WHAT THE TASK REQUIRES
List each line of the data that holds the string "name", please.
[start MATERIAL FOR THE TASK]
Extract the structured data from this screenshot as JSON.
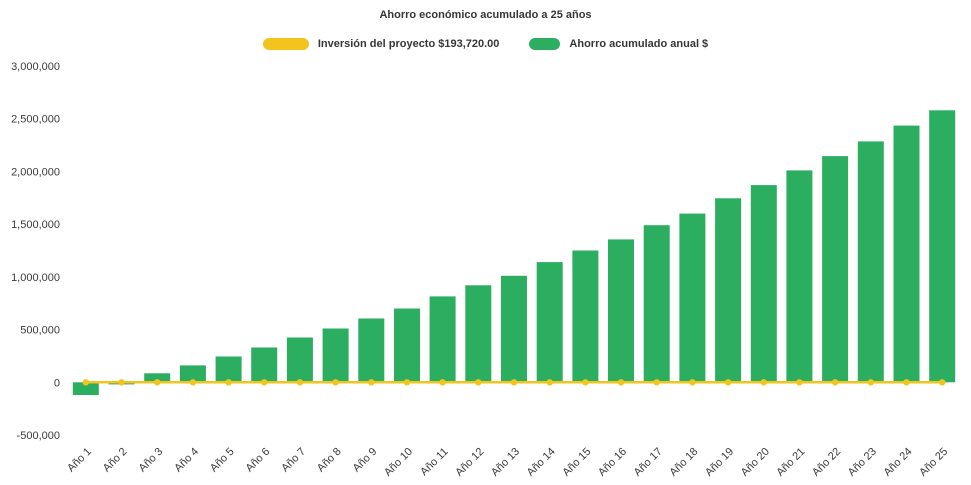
{
  "chart_data": {
    "type": "bar",
    "title": "Ahorro económico acumulado a 25 años",
    "xlabel": "",
    "ylabel": "",
    "ylim": [
      -500000,
      3000000
    ],
    "y_ticks": [
      -500000,
      0,
      500000,
      1000000,
      1500000,
      2000000,
      2500000,
      3000000
    ],
    "grid": false,
    "legend_position": "top",
    "categories": [
      "Año 1",
      "Año 2",
      "Año 3",
      "Año 4",
      "Año 5",
      "Año 6",
      "Año 7",
      "Año 8",
      "Año 9",
      "Año 10",
      "Año 11",
      "Año 12",
      "Año 13",
      "Año 14",
      "Año 15",
      "Año 16",
      "Año 17",
      "Año 18",
      "Año 19",
      "Año 20",
      "Año 21",
      "Año 22",
      "Año 23",
      "Año 24",
      "Año 25"
    ],
    "series": [
      {
        "name": "Inversión del proyecto $193,720.00",
        "type": "line",
        "color": "#F2C41D",
        "values": [
          0,
          0,
          0,
          0,
          0,
          0,
          0,
          0,
          0,
          0,
          0,
          0,
          0,
          0,
          0,
          0,
          0,
          0,
          0,
          0,
          0,
          0,
          0,
          0,
          0
        ]
      },
      {
        "name": "Ahorro acumulado anual $",
        "type": "bar",
        "color": "#2BAE60",
        "values": [
          -120000,
          -20000,
          85000,
          160000,
          245000,
          330000,
          425000,
          510000,
          605000,
          700000,
          815000,
          920000,
          1010000,
          1140000,
          1250000,
          1355000,
          1490000,
          1600000,
          1745000,
          1870000,
          2010000,
          2145000,
          2285000,
          2435000,
          2580000
        ]
      }
    ]
  },
  "colors": {
    "text": "#3b3b3b",
    "background": "#ffffff",
    "investment_yellow": "#F2C41D",
    "savings_green": "#2BAE60"
  }
}
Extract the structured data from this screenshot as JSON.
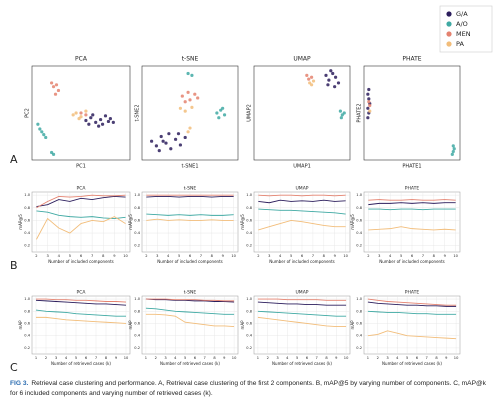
{
  "groups": [
    {
      "name": "G/A",
      "color": "#2b1d5c"
    },
    {
      "name": "A/O",
      "color": "#3fa9a3"
    },
    {
      "name": "MEN",
      "color": "#e4826f"
    },
    {
      "name": "PA",
      "color": "#f2bd7a"
    }
  ],
  "panel_labels": [
    "A",
    "B",
    "C"
  ],
  "chart_data": [
    {
      "type": "scatter",
      "title": "PCA",
      "x_label": "PC1",
      "y_label": "PC2",
      "series": [
        {
          "x": [
            0.55,
            0.6,
            0.65,
            0.7,
            0.72,
            0.75,
            0.78,
            0.8,
            0.68,
            0.62,
            0.83,
            0.58
          ],
          "y": [
            0.42,
            0.45,
            0.4,
            0.43,
            0.38,
            0.47,
            0.41,
            0.44,
            0.36,
            0.48,
            0.4,
            0.38
          ]
        },
        {
          "x": [
            0.06,
            0.08,
            0.1,
            0.12,
            0.14,
            0.2,
            0.22
          ],
          "y": [
            0.38,
            0.33,
            0.3,
            0.27,
            0.24,
            0.08,
            0.06
          ]
        },
        {
          "x": [
            0.2,
            0.22,
            0.25,
            0.27,
            0.24,
            0.5,
            0.55
          ],
          "y": [
            0.82,
            0.78,
            0.8,
            0.74,
            0.7,
            0.5,
            0.48
          ]
        },
        {
          "x": [
            0.42,
            0.45,
            0.5,
            0.48,
            0.55
          ],
          "y": [
            0.48,
            0.5,
            0.46,
            0.44,
            0.52
          ]
        }
      ]
    },
    {
      "type": "scatter",
      "title": "t-SNE",
      "x_label": "t-SNE1",
      "y_label": "t-SNE2",
      "series": [
        {
          "x": [
            0.1,
            0.15,
            0.2,
            0.25,
            0.3,
            0.35,
            0.4,
            0.45,
            0.18,
            0.28,
            0.38,
            0.22
          ],
          "y": [
            0.2,
            0.15,
            0.25,
            0.18,
            0.12,
            0.22,
            0.16,
            0.24,
            0.1,
            0.28,
            0.28,
            0.2
          ]
        },
        {
          "x": [
            0.78,
            0.82,
            0.86,
            0.8,
            0.84,
            0.48,
            0.52
          ],
          "y": [
            0.5,
            0.53,
            0.48,
            0.45,
            0.55,
            0.92,
            0.9
          ]
        },
        {
          "x": [
            0.42,
            0.48,
            0.55,
            0.5,
            0.58,
            0.45
          ],
          "y": [
            0.68,
            0.72,
            0.7,
            0.64,
            0.66,
            0.62
          ]
        },
        {
          "x": [
            0.4,
            0.45,
            0.52,
            0.48,
            0.5
          ],
          "y": [
            0.55,
            0.52,
            0.56,
            0.3,
            0.34
          ]
        }
      ]
    },
    {
      "type": "scatter",
      "title": "UMAP",
      "x_label": "UMAP1",
      "y_label": "UMAP2",
      "series": [
        {
          "x": [
            0.75,
            0.78,
            0.82,
            0.85,
            0.88,
            0.8,
            0.84,
            0.77
          ],
          "y": [
            0.9,
            0.85,
            0.92,
            0.88,
            0.82,
            0.95,
            0.78,
            0.8
          ]
        },
        {
          "x": [
            0.9,
            0.92,
            0.94,
            0.91
          ],
          "y": [
            0.52,
            0.48,
            0.5,
            0.45
          ]
        },
        {
          "x": [
            0.55,
            0.57,
            0.6
          ],
          "y": [
            0.9,
            0.86,
            0.88
          ]
        },
        {
          "x": [
            0.58,
            0.62,
            0.6
          ],
          "y": [
            0.82,
            0.84,
            0.8
          ]
        }
      ]
    },
    {
      "type": "scatter",
      "title": "PHATE",
      "x_label": "PHATE1",
      "y_label": "PHATE2",
      "series": [
        {
          "x": [
            0.04,
            0.05,
            0.04,
            0.06,
            0.05,
            0.04,
            0.05
          ],
          "y": [
            0.45,
            0.5,
            0.55,
            0.6,
            0.65,
            0.7,
            0.75
          ]
        },
        {
          "x": [
            0.92,
            0.93,
            0.94,
            0.93
          ],
          "y": [
            0.06,
            0.09,
            0.12,
            0.15
          ]
        },
        {
          "x": [
            0.05,
            0.06
          ],
          "y": [
            0.62,
            0.58
          ]
        },
        {
          "x": [
            0.06
          ],
          "y": [
            0.52
          ]
        }
      ]
    },
    {
      "type": "line",
      "title": "PCA",
      "x_label": "Number of included components",
      "y_label": "mAP@5",
      "x": [
        2,
        3,
        4,
        5,
        6,
        7,
        8,
        9,
        10
      ],
      "xlim": [
        1.6,
        10.4
      ],
      "ylim": [
        0.1,
        1.05
      ],
      "yticks": [
        0.2,
        0.4,
        0.6,
        0.8,
        {
          "value": 1.0,
          "label": "1.0"
        }
      ],
      "series": [
        {
          "values": [
            0.82,
            0.85,
            0.93,
            0.9,
            0.95,
            0.93,
            0.96,
            0.98,
            0.97
          ]
        },
        {
          "values": [
            0.75,
            0.73,
            0.68,
            0.66,
            0.65,
            0.66,
            0.64,
            0.63,
            0.65
          ]
        },
        {
          "values": [
            0.8,
            0.9,
            0.98,
            0.97,
            0.98,
            1.0,
            0.99,
            0.99,
            1.0
          ]
        },
        {
          "values": [
            0.3,
            0.63,
            0.48,
            0.4,
            0.55,
            0.6,
            0.58,
            0.66,
            0.55
          ]
        }
      ]
    },
    {
      "type": "line",
      "title": "t-SNE",
      "x_label": "Number of included components",
      "y_label": "mAP@5",
      "x": [
        2,
        3,
        4,
        5,
        6,
        7,
        8,
        9,
        10
      ],
      "xlim": [
        1.6,
        10.4
      ],
      "ylim": [
        0.1,
        1.05
      ],
      "yticks": [
        0.2,
        0.4,
        0.6,
        0.8,
        {
          "value": 1.0,
          "label": "1.0"
        }
      ],
      "series": [
        {
          "values": [
            0.97,
            0.98,
            0.98,
            0.97,
            0.98,
            0.98,
            0.97,
            0.98,
            0.98
          ]
        },
        {
          "values": [
            0.7,
            0.69,
            0.68,
            0.69,
            0.68,
            0.69,
            0.68,
            0.68,
            0.69
          ]
        },
        {
          "values": [
            1.0,
            1.0,
            1.0,
            1.0,
            1.0,
            1.0,
            1.0,
            1.0,
            1.0
          ]
        },
        {
          "values": [
            0.6,
            0.62,
            0.6,
            0.61,
            0.6,
            0.6,
            0.61,
            0.6,
            0.6
          ]
        }
      ]
    },
    {
      "type": "line",
      "title": "UMAP",
      "x_label": "Number of included components",
      "y_label": "mAP@5",
      "x": [
        2,
        3,
        4,
        5,
        6,
        7,
        8,
        9,
        10
      ],
      "xlim": [
        1.6,
        10.4
      ],
      "ylim": [
        0.1,
        1.05
      ],
      "yticks": [
        0.2,
        0.4,
        0.6,
        0.8,
        {
          "value": 1.0,
          "label": "1.0"
        }
      ],
      "series": [
        {
          "values": [
            0.9,
            0.88,
            0.92,
            0.9,
            0.91,
            0.9,
            0.92,
            0.9,
            0.91
          ]
        },
        {
          "values": [
            0.78,
            0.77,
            0.76,
            0.76,
            0.75,
            0.74,
            0.73,
            0.72,
            0.7
          ]
        },
        {
          "values": [
            1.0,
            0.99,
            1.0,
            1.0,
            0.99,
            1.0,
            1.0,
            0.99,
            1.0
          ]
        },
        {
          "values": [
            0.45,
            0.5,
            0.55,
            0.6,
            0.58,
            0.55,
            0.52,
            0.5,
            0.5
          ]
        }
      ]
    },
    {
      "type": "line",
      "title": "PHATE",
      "x_label": "Number of included components",
      "y_label": "mAP@5",
      "x": [
        2,
        3,
        4,
        5,
        6,
        7,
        8,
        9,
        10
      ],
      "xlim": [
        1.6,
        10.4
      ],
      "ylim": [
        0.1,
        1.05
      ],
      "yticks": [
        0.2,
        0.4,
        0.6,
        0.8,
        {
          "value": 1.0,
          "label": "1.0"
        }
      ],
      "series": [
        {
          "values": [
            0.85,
            0.87,
            0.87,
            0.88,
            0.87,
            0.88,
            0.87,
            0.88,
            0.88
          ]
        },
        {
          "values": [
            0.78,
            0.78,
            0.77,
            0.78,
            0.78,
            0.77,
            0.78,
            0.78,
            0.78
          ]
        },
        {
          "values": [
            0.92,
            0.93,
            0.92,
            0.92,
            0.93,
            0.92,
            0.92,
            0.93,
            0.92
          ]
        },
        {
          "values": [
            0.45,
            0.46,
            0.47,
            0.5,
            0.47,
            0.46,
            0.45,
            0.46,
            0.45
          ]
        }
      ]
    },
    {
      "type": "line",
      "title": "PCA",
      "x_label": "Number of retrieved cases (k)",
      "y_label": "mAP",
      "x": [
        1,
        2,
        3,
        4,
        5,
        6,
        7,
        8,
        9,
        10
      ],
      "xlim": [
        0.6,
        10.4
      ],
      "ylim": [
        0.1,
        1.05
      ],
      "yticks": [
        0.2,
        0.4,
        0.6,
        0.8,
        {
          "value": 1.0,
          "label": "1.0"
        }
      ],
      "series": [
        {
          "values": [
            0.98,
            0.97,
            0.96,
            0.95,
            0.94,
            0.93,
            0.92,
            0.92,
            0.91,
            0.9
          ]
        },
        {
          "values": [
            0.82,
            0.8,
            0.79,
            0.78,
            0.76,
            0.75,
            0.74,
            0.73,
            0.72,
            0.72
          ]
        },
        {
          "values": [
            1.0,
            1.0,
            0.99,
            0.99,
            0.98,
            0.98,
            0.97,
            0.96,
            0.96,
            0.95
          ]
        },
        {
          "values": [
            0.7,
            0.7,
            0.68,
            0.66,
            0.65,
            0.64,
            0.63,
            0.62,
            0.61,
            0.6
          ]
        }
      ]
    },
    {
      "type": "line",
      "title": "t-SNE",
      "x_label": "Number of retrieved cases (k)",
      "y_label": "mAP",
      "x": [
        1,
        2,
        3,
        4,
        5,
        6,
        7,
        8,
        9,
        10
      ],
      "xlim": [
        0.6,
        10.4
      ],
      "ylim": [
        0.1,
        1.05
      ],
      "yticks": [
        0.2,
        0.4,
        0.6,
        0.8,
        {
          "value": 1.0,
          "label": "1.0"
        }
      ],
      "series": [
        {
          "values": [
            1.0,
            0.99,
            0.99,
            0.98,
            0.98,
            0.97,
            0.97,
            0.96,
            0.96,
            0.95
          ]
        },
        {
          "values": [
            0.85,
            0.84,
            0.82,
            0.8,
            0.79,
            0.78,
            0.77,
            0.76,
            0.75,
            0.75
          ]
        },
        {
          "values": [
            1.0,
            1.0,
            1.0,
            0.99,
            0.99,
            0.99,
            0.98,
            0.98,
            0.97,
            0.97
          ]
        },
        {
          "values": [
            0.75,
            0.75,
            0.74,
            0.72,
            0.62,
            0.6,
            0.58,
            0.56,
            0.56,
            0.55
          ]
        }
      ]
    },
    {
      "type": "line",
      "title": "UMAP",
      "x_label": "Number of retrieved cases (k)",
      "y_label": "mAP",
      "x": [
        1,
        2,
        3,
        4,
        5,
        6,
        7,
        8,
        9,
        10
      ],
      "xlim": [
        0.6,
        10.4
      ],
      "ylim": [
        0.1,
        1.05
      ],
      "yticks": [
        0.2,
        0.4,
        0.6,
        0.8,
        {
          "value": 1.0,
          "label": "1.0"
        }
      ],
      "series": [
        {
          "values": [
            0.95,
            0.94,
            0.93,
            0.92,
            0.92,
            0.91,
            0.91,
            0.9,
            0.9,
            0.9
          ]
        },
        {
          "values": [
            0.8,
            0.79,
            0.78,
            0.77,
            0.76,
            0.75,
            0.74,
            0.73,
            0.72,
            0.72
          ]
        },
        {
          "values": [
            1.0,
            1.0,
            1.0,
            0.99,
            0.99,
            0.99,
            0.99,
            0.98,
            0.98,
            0.98
          ]
        },
        {
          "values": [
            0.7,
            0.68,
            0.66,
            0.64,
            0.62,
            0.6,
            0.58,
            0.56,
            0.55,
            0.55
          ]
        }
      ]
    },
    {
      "type": "line",
      "title": "PHATE",
      "x_label": "Number of retrieved cases (k)",
      "y_label": "mAP",
      "x": [
        1,
        2,
        3,
        4,
        5,
        6,
        7,
        8,
        9,
        10
      ],
      "xlim": [
        0.6,
        10.4
      ],
      "ylim": [
        0.1,
        1.05
      ],
      "yticks": [
        0.2,
        0.4,
        0.6,
        0.8,
        {
          "value": 1.0,
          "label": "1.0"
        }
      ],
      "series": [
        {
          "values": [
            0.95,
            0.93,
            0.92,
            0.91,
            0.9,
            0.9,
            0.89,
            0.89,
            0.88,
            0.88
          ]
        },
        {
          "values": [
            0.8,
            0.79,
            0.78,
            0.78,
            0.77,
            0.76,
            0.76,
            0.75,
            0.75,
            0.75
          ]
        },
        {
          "values": [
            1.0,
            0.98,
            0.96,
            0.95,
            0.94,
            0.93,
            0.92,
            0.91,
            0.9,
            0.9
          ]
        },
        {
          "values": [
            0.4,
            0.42,
            0.48,
            0.44,
            0.4,
            0.39,
            0.38,
            0.37,
            0.36,
            0.35
          ]
        }
      ]
    }
  ],
  "caption": {
    "label": "FIG 3.",
    "text": "Retrieval case clustering and performance. A, Retrieval case clustering of the first 2 components. B, mAP@5 by varying number of components. C, mAP@k for 6 included components and varying number of retrieved cases (k)."
  }
}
[end MATERIAL FOR THE TASK]
EXERCISE RESPONSE
        "name": "Inversión del proyecto $193,720.00",
        "name": "Ahorro acumulado anual $",
      "name": "G/A",
      "name": "A/O",
      "name": "MEN",
      "name": "PA",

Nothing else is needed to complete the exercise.